# Exercise requirements:
Repeat each record exactly. Any picture gets left out.

Recorded data:
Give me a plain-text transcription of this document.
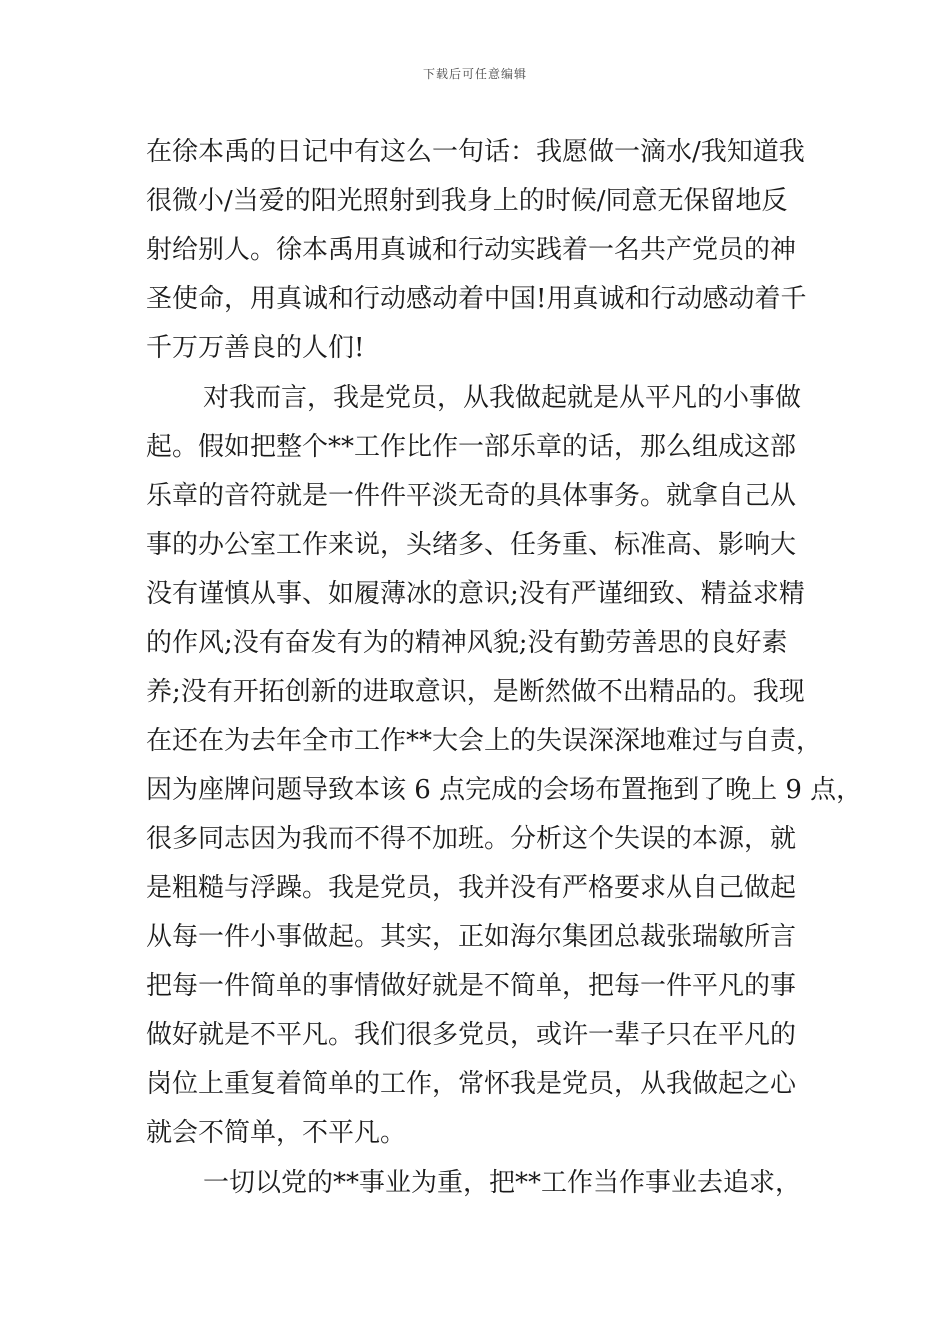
下载后可任意编辑
在徐本禹的日记中有这么一句话：我愿做一滴水/我知道我
很微小/当爱的阳光照射到我身上的时候/同意无保留地反
射给别人。徐本禹用真诚和行动实践着一名共产党员的神
圣使命，用真诚和行动感动着中国!用真诚和行动感动着千
千万万善良的人们!
对我而言，我是党员，从我做起就是从平凡的小事做
起。假如把整个**工作比作一部乐章的话，那么组成这部
乐章的音符就是一件件平淡无奇的具体事务。就拿自己从
事的办公室工作来说，头绪多、任务重、标准高、影响大
没有谨慎从事、如履薄冰的意识;没有严谨细致、精益求精
的作风;没有奋发有为的精神风貌;没有勤劳善思的良好素
养;没有开拓创新的进取意识，是断然做不出精品的。我现
在还在为去年全市工作**大会上的失误深深地难过与自责，
因为座牌问题导致本该 6 点完成的会场布置拖到了晚上 9 点，
很多同志因为我而不得不加班。分析这个失误的本源，就
是粗糙与浮躁。我是党员，我并没有严格要求从自己做起
从每一件小事做起。其实，正如海尔集团总裁张瑞敏所言
把每一件简单的事情做好就是不简单，把每一件平凡的事
做好就是不平凡。我们很多党员，或许一辈子只在平凡的
岗位上重复着简单的工作，常怀我是党员，从我做起之心
就会不简单，不平凡。
一切以党的**事业为重，把**工作当作事业去追求，
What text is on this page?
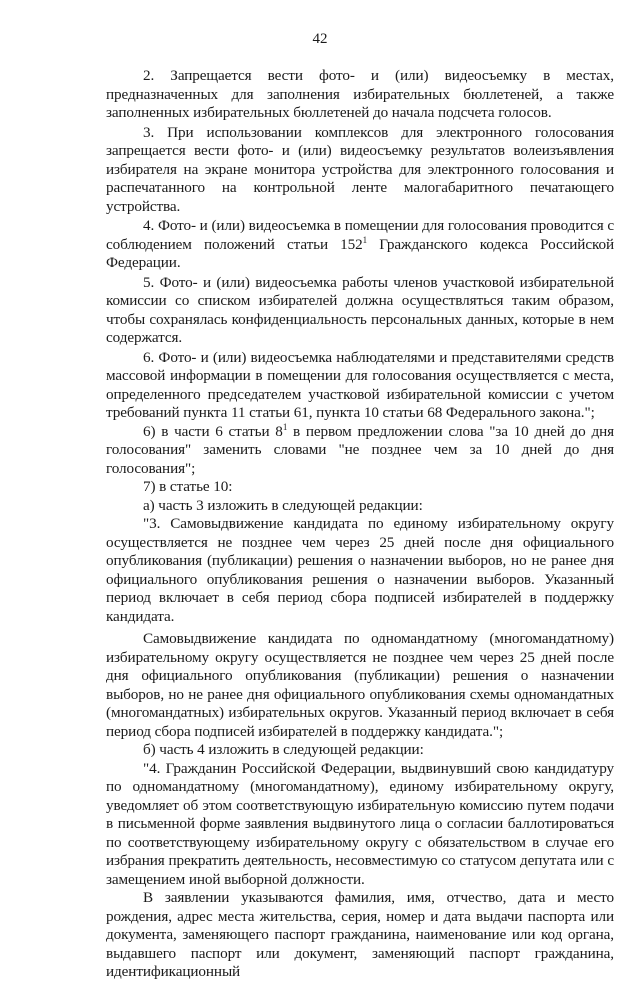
42

2. Запрещается вести фото- и (или) видеосъемку в местах, предназначенных для заполнения избирательных бюллетеней, а также заполненных избирательных бюллетеней до начала подсчета голосов.

3. При использовании комплексов для электронного голосования запрещается вести фото- и (или) видеосъемку результатов волеизъявления избирателя на экране монитора устройства для электронного голосования и распечатанного на контрольной ленте малогабаритного печатающего устройства.

4. Фото- и (или) видеосъемка в помещении для голосования проводится с соблюдением положений статьи $152^1$ Гражданского кодекса Российской Федерации.

5. Фото- и (или) видеосъемка работы членов участковой избирательной комиссии со списком избирателей должна осуществляться таким образом, чтобы сохранялась конфиденциальность персональных данных, которые в нем содержатся.

6. Фото- и (или) видеосъемка наблюдателями и представителями средств массовой информации в помещении для голосования осуществляется с места, определенного председателем участковой избирательной комиссии с учетом требований пункта 11 статьи 61, пункта 10 статьи 68 Федерального закона.";

6) в части 6 статьи $8^1$ в первом предложении слова "за 10 дней до дня голосования" заменить словами "не позднее чем за 10 дней до дня голосования";

7) в статье 10:

а) часть 3 изложить в следующей редакции:

"3. Самовыдвижение кандидата по единому избирательному округу осуществляется не позднее чем через 25 дней после дня официального опубликования (публикации) решения о назначении выборов, но не ранее дня официального опубликования решения о назначении выборов. Указанный период включает в себя период сбора подписей избирателей в поддержку кандидата.

Самовыдвижение кандидата по одномандатному (многомандатному) избирательному округу осуществляется не позднее чем через 25 дней после дня официального опубликования (публикации) решения о назначении выборов, но не ранее дня официального опубликования схемы одномандатных (многомандатных) избирательных округов. Указанный период включает в себя период сбора подписей избирателей в поддержку кандидата.";

б) часть 4 изложить в следующей редакции:

"4. Гражданин Российской Федерации, выдвинувший свою кандидатуру по одномандатному (многомандатному), единому избирательному округу, уведомляет об этом соответствующую избирательную комиссию путем подачи в письменной форме заявления выдвинутого лица о согласии баллотироваться по соответствующему избирательному округу с обязательством в случае его избрания прекратить деятельность, несовместимую со статусом депутата или с замещением иной выборной должности.

В заявлении указываются фамилия, имя, отчество, дата и место рождения, адрес места жительства, серия, номер и дата выдачи паспорта или документа, заменяющего паспорт гражданина, наименование или код органа, выдавшего паспорт или документ, заменяющий паспорт гражданина, идентификационный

# Result for this exercise:
Give me a plain-text transcription of this document.
下载后可任意编辑
在徐本禹的日记中有这么一句话：我愿做一滴水/我知道我
很微小/当爱的阳光照射到我身上的时候/同意无保留地反
射给别人。徐本禹用真诚和行动实践着一名共产党员的神
圣使命，用真诚和行动感动着中国!用真诚和行动感动着千
千万万善良的人们!
对我而言，我是党员，从我做起就是从平凡的小事做
起。假如把整个**工作比作一部乐章的话，那么组成这部
乐章的音符就是一件件平淡无奇的具体事务。就拿自己从
事的办公室工作来说，头绪多、任务重、标准高、影响大
没有谨慎从事、如履薄冰的意识;没有严谨细致、精益求精
的作风;没有奋发有为的精神风貌;没有勤劳善思的良好素
养;没有开拓创新的进取意识，是断然做不出精品的。我现
在还在为去年全市工作**大会上的失误深深地难过与自责，
因为座牌问题导致本该 6 点完成的会场布置拖到了晚上 9 点，
很多同志因为我而不得不加班。分析这个失误的本源，就
是粗糙与浮躁。我是党员，我并没有严格要求从自己做起
从每一件小事做起。其实，正如海尔集团总裁张瑞敏所言
把每一件简单的事情做好就是不简单，把每一件平凡的事
做好就是不平凡。我们很多党员，或许一辈子只在平凡的
岗位上重复着简单的工作，常怀我是党员，从我做起之心
就会不简单，不平凡。
一切以党的**事业为重，把**工作当作事业去追求，
What text is on this page?
42

2. Запрещается вести фото- и (или) видеосъемку в местах, предназначенных для заполнения избирательных бюллетеней, а также заполненных избирательных бюллетеней до начала подсчета голосов.

3. При использовании комплексов для электронного голосования запрещается вести фото- и (или) видеосъемку результатов волеизъявления избирателя на экране монитора устройства для электронного голосования и распечатанного на контрольной ленте малогабаритного печатающего устройства.

4. Фото- и (или) видеосъемка в помещении для голосования проводится с соблюдением положений статьи $152^1$ Гражданского кодекса Российской Федерации.

5. Фото- и (или) видеосъемка работы членов участковой избирательной комиссии со списком избирателей должна осуществляться таким образом, чтобы сохранялась конфиденциальность персональных данных, которые в нем содержатся.

6. Фото- и (или) видеосъемка наблюдателями и представителями средств массовой информации в помещении для голосования осуществляется с места, определенного председателем участковой избирательной комиссии с учетом требований пункта 11 статьи 61, пункта 10 статьи 68 Федерального закона.";

6) в части 6 статьи $8^1$ в первом предложении слова "за 10 дней до дня голосования" заменить словами "не позднее чем за 10 дней до дня голосования";

7) в статье 10:

а) часть 3 изложить в следующей редакции:

"3. Самовыдвижение кандидата по единому избирательному округу осуществляется не позднее чем через 25 дней после дня официального опубликования (публикации) решения о назначении выборов, но не ранее дня официального опубликования решения о назначении выборов. Указанный период включает в себя период сбора подписей избирателей в поддержку кандидата.

Самовыдвижение кандидата по одномандатному (многомандатному) избирательному округу осуществляется не позднее чем через 25 дней после дня официального опубликования (публикации) решения о назначении выборов, но не ранее дня официального опубликования схемы одномандатных (многомандатных) избирательных округов. Указанный период включает в себя период сбора подписей избирателей в поддержку кандидата.";

б) часть 4 изложить в следующей редакции:

"4. Гражданин Российской Федерации, выдвинувший свою кандидатуру по одномандатному (многомандатному), единому избирательному округу, уведомляет об этом соответствующую избирательную комиссию путем подачи в письменной форме заявления выдвинутого лица о согласии баллотироваться по соответствующему избирательному округу с обязательством в случае его избрания прекратить деятельность, несовместимую со статусом депутата или с замещением иной выборной должности.

В заявлении указываются фамилия, имя, отчество, дата и место рождения, адрес места жительства, серия, номер и дата выдачи паспорта или документа, заменяющего паспорт гражданина, наименование или код органа, выдавшего паспорт или документ, заменяющий паспорт гражданина, идентификационный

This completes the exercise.